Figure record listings
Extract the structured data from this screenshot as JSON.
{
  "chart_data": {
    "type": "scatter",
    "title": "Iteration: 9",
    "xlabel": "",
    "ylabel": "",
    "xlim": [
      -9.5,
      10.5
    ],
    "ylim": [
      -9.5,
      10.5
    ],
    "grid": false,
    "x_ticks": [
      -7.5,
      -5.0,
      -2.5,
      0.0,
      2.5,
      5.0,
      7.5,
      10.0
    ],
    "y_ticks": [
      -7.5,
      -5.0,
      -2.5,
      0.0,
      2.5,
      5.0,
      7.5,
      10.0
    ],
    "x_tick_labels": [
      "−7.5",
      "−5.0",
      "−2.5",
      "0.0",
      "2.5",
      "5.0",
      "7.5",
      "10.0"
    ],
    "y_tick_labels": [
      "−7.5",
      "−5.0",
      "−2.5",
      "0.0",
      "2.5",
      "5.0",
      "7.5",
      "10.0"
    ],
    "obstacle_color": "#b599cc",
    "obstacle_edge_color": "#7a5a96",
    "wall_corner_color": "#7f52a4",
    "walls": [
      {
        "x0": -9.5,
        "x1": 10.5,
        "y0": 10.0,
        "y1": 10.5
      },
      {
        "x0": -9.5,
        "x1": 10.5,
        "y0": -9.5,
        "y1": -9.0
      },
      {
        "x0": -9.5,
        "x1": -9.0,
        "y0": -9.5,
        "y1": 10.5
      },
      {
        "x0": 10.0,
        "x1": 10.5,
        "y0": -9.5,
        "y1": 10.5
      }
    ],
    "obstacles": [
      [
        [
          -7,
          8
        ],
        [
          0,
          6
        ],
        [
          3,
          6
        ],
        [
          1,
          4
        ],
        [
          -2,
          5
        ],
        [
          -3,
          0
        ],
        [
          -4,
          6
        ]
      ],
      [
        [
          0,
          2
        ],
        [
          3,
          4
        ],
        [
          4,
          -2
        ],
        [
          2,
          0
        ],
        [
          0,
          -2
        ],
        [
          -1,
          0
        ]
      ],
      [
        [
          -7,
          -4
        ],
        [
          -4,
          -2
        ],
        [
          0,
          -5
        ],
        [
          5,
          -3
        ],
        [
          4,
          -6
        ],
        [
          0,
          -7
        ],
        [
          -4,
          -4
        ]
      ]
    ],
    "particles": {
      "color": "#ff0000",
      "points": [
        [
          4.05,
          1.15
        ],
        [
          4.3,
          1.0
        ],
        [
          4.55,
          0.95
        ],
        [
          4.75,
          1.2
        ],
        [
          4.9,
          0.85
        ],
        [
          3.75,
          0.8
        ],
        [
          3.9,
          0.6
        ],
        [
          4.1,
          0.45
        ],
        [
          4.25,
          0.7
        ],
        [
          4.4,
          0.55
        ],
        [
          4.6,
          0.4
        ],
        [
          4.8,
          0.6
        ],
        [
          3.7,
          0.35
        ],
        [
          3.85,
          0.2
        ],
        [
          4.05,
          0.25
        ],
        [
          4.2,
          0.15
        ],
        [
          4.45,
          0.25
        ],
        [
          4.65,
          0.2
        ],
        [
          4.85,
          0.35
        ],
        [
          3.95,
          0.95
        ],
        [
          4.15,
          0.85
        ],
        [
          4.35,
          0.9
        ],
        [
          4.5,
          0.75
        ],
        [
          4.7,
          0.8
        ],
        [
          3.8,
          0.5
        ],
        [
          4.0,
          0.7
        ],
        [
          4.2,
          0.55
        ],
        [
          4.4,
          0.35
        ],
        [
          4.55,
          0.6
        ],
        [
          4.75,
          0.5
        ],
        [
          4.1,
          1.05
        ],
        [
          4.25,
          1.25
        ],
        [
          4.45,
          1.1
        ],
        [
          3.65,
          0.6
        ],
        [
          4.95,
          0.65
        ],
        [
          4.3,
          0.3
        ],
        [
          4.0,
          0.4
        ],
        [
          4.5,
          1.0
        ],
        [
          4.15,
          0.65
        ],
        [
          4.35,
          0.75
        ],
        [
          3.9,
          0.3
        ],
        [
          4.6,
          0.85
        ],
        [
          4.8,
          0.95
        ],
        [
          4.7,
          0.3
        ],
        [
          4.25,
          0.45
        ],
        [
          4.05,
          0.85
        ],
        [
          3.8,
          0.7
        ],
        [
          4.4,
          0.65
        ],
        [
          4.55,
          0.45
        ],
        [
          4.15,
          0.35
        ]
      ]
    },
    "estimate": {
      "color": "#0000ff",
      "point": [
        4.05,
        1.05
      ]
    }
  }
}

▸ **Exercise directions**: Above are the records; retype them all without a single difference.

▸ **Output of the exercise**:
Extract the structured data from this screenshot as JSON.
{
  "chart_data": {
    "type": "scatter",
    "title": "Iteration: 9",
    "xlabel": "",
    "ylabel": "",
    "xlim": [
      -9.5,
      10.5
    ],
    "ylim": [
      -9.5,
      10.5
    ],
    "grid": false,
    "x_ticks": [
      -7.5,
      -5.0,
      -2.5,
      0.0,
      2.5,
      5.0,
      7.5,
      10.0
    ],
    "y_ticks": [
      -7.5,
      -5.0,
      -2.5,
      0.0,
      2.5,
      5.0,
      7.5,
      10.0
    ],
    "x_tick_labels": [
      "−7.5",
      "−5.0",
      "−2.5",
      "0.0",
      "2.5",
      "5.0",
      "7.5",
      "10.0"
    ],
    "y_tick_labels": [
      "−7.5",
      "−5.0",
      "−2.5",
      "0.0",
      "2.5",
      "5.0",
      "7.5",
      "10.0"
    ],
    "obstacle_color": "#b599cc",
    "obstacle_edge_color": "#7a5a96",
    "wall_corner_color": "#7f52a4",
    "walls": [
      {
        "x0": -9.5,
        "x1": 10.5,
        "y0": 10.0,
        "y1": 10.5
      },
      {
        "x0": -9.5,
        "x1": 10.5,
        "y0": -9.5,
        "y1": -9.0
      },
      {
        "x0": -9.5,
        "x1": -9.0,
        "y0": -9.5,
        "y1": 10.5
      },
      {
        "x0": 10.0,
        "x1": 10.5,
        "y0": -9.5,
        "y1": 10.5
      }
    ],
    "obstacles": [
      [
        [
          -7,
          8
        ],
        [
          0,
          6
        ],
        [
          3,
          6
        ],
        [
          1,
          4
        ],
        [
          -2,
          5
        ],
        [
          -3,
          0
        ],
        [
          -4,
          6
        ]
      ],
      [
        [
          0,
          2
        ],
        [
          3,
          4
        ],
        [
          4,
          -2
        ],
        [
          2,
          0
        ],
        [
          0,
          -2
        ],
        [
          -1,
          0
        ]
      ],
      [
        [
          -7,
          -4
        ],
        [
          -4,
          -2
        ],
        [
          0,
          -5
        ],
        [
          5,
          -3
        ],
        [
          4,
          -6
        ],
        [
          0,
          -7
        ],
        [
          -4,
          -4
        ]
      ]
    ],
    "particles": {
      "color": "#ff0000",
      "points": [
        [
          4.05,
          1.15
        ],
        [
          4.3,
          1.0
        ],
        [
          4.55,
          0.95
        ],
        [
          4.75,
          1.2
        ],
        [
          4.9,
          0.85
        ],
        [
          3.75,
          0.8
        ],
        [
          3.9,
          0.6
        ],
        [
          4.1,
          0.45
        ],
        [
          4.25,
          0.7
        ],
        [
          4.4,
          0.55
        ],
        [
          4.6,
          0.4
        ],
        [
          4.8,
          0.6
        ],
        [
          3.7,
          0.35
        ],
        [
          3.85,
          0.2
        ],
        [
          4.05,
          0.25
        ],
        [
          4.2,
          0.15
        ],
        [
          4.45,
          0.25
        ],
        [
          4.65,
          0.2
        ],
        [
          4.85,
          0.35
        ],
        [
          3.95,
          0.95
        ],
        [
          4.15,
          0.85
        ],
        [
          4.35,
          0.9
        ],
        [
          4.5,
          0.75
        ],
        [
          4.7,
          0.8
        ],
        [
          3.8,
          0.5
        ],
        [
          4.0,
          0.7
        ],
        [
          4.2,
          0.55
        ],
        [
          4.4,
          0.35
        ],
        [
          4.55,
          0.6
        ],
        [
          4.75,
          0.5
        ],
        [
          4.1,
          1.05
        ],
        [
          4.25,
          1.25
        ],
        [
          4.45,
          1.1
        ],
        [
          3.65,
          0.6
        ],
        [
          4.95,
          0.65
        ],
        [
          4.3,
          0.3
        ],
        [
          4.0,
          0.4
        ],
        [
          4.5,
          1.0
        ],
        [
          4.15,
          0.65
        ],
        [
          4.35,
          0.75
        ],
        [
          3.9,
          0.3
        ],
        [
          4.6,
          0.85
        ],
        [
          4.8,
          0.95
        ],
        [
          4.7,
          0.3
        ],
        [
          4.25,
          0.45
        ],
        [
          4.05,
          0.85
        ],
        [
          3.8,
          0.7
        ],
        [
          4.4,
          0.65
        ],
        [
          4.55,
          0.45
        ],
        [
          4.15,
          0.35
        ]
      ]
    },
    "estimate": {
      "color": "#0000ff",
      "point": [
        4.05,
        1.05
      ]
    }
  }
}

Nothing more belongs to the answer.